━━━━━ Supplied records ━━━━━
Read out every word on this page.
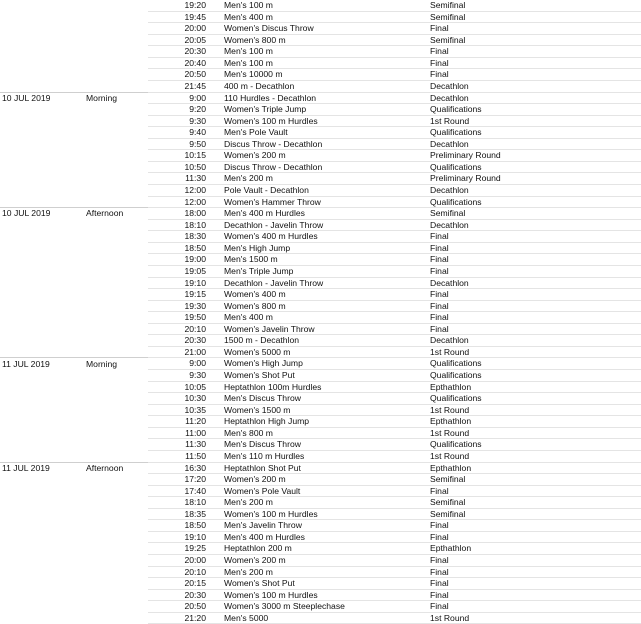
		19:20	Men's 100 m	Semifinal
		19:45	Men's 400 m	Semifinal
		20:00	Women's Discus Throw	Final
		20:05	Women's 800 m	Semifinal
		20:30	Men's 100 m	Final
		20:40	Men's 100 m	Final
		20:50	Men's 10000 m	Final
		21:45	400 m - Decathlon	Decathlon
10 JUL 2019	Morning	9:00	110 Hurdles - Decathlon	Decathlon
		9:20	Women's Triple Jump	Qualifications
		9:30	Women's 100 m Hurdles	1st Round
		9:40	Men's Pole Vault	Qualifications
		9:50	Discus Throw - Decathlon	Decathlon
		10:15	Women's 200 m	Preliminary Round
		10:50	Discus Throw - Decathlon	Qualifications
		11:30	Men's 200 m	Preliminary Round
		12:00	Pole Vault - Decathlon	Decathlon
		12:00	Women's Hammer Throw	Qualifications
10 JUL 2019	Afternoon	18:00	Men's 400 m Hurdles	Semifinal
		18:10	Decathlon - Javelin Throw	Decathlon
		18:30	Women's 400 m Hurdles	Final
		18:50	Men's High Jump	Final
		19:00	Men's 1500 m	Final
		19:05	Men's Triple Jump	Final
		19:10	Decathlon - Javelin Throw	Decathlon
		19:15	Women's 400 m	Final
		19:30	Women's 800 m	Final
		19:50	Men's 400 m	Final
		20:10	Women's Javelin Throw	Final
		20:30	1500 m - Decathlon	Decathlon
		21:00	Women's 5000 m	1st Round
11 JUL 2019	Morning	9:00	Women's High Jump	Qualifications
		9:30	Women's Shot Put	Qualifications
		10:05	Heptathlon 100m Hurdles	Epthathlon
		10:30	Men's Discus Throw	Qualifications
		10:35	Women's 1500 m	1st Round
		11:20	Heptathlon High Jump	Epthathlon
		11:00	Men's 800 m	1st Round
		11:30	Men's Discus Throw	Qualifications
		11:50	Men's 110 m Hurdles	1st Round
11 JUL 2019	Afternoon	16:30	Heptathlon Shot Put	Epthathlon
		17:20	Women's 200 m	Semifinal
		17:40	Women's Pole Vault	Final
		18:10	Men's 200 m	Semifinal
		18:35	Women's 100 m Hurdles	Semifinal
		18:50	Men's Javelin Throw	Final
		19:10	Men's 400 m Hurdles	Final
		19:25	Heptathlon 200 m	Epthathlon
		20:00	Women's 200 m	Final
		20:10	Men's 200 m	Final
		20:15	Women's Shot Put	Final
		20:30	Women's 100 m Hurdles	Final
		20:50	Women's 3000 m Steeplechase	Final
		21:20	Men's 5000	1st Round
━━━━━
(Exercise instructions) Above are several records. Count the lines among them that contain "Shot" and give only the total.

(Full response) 3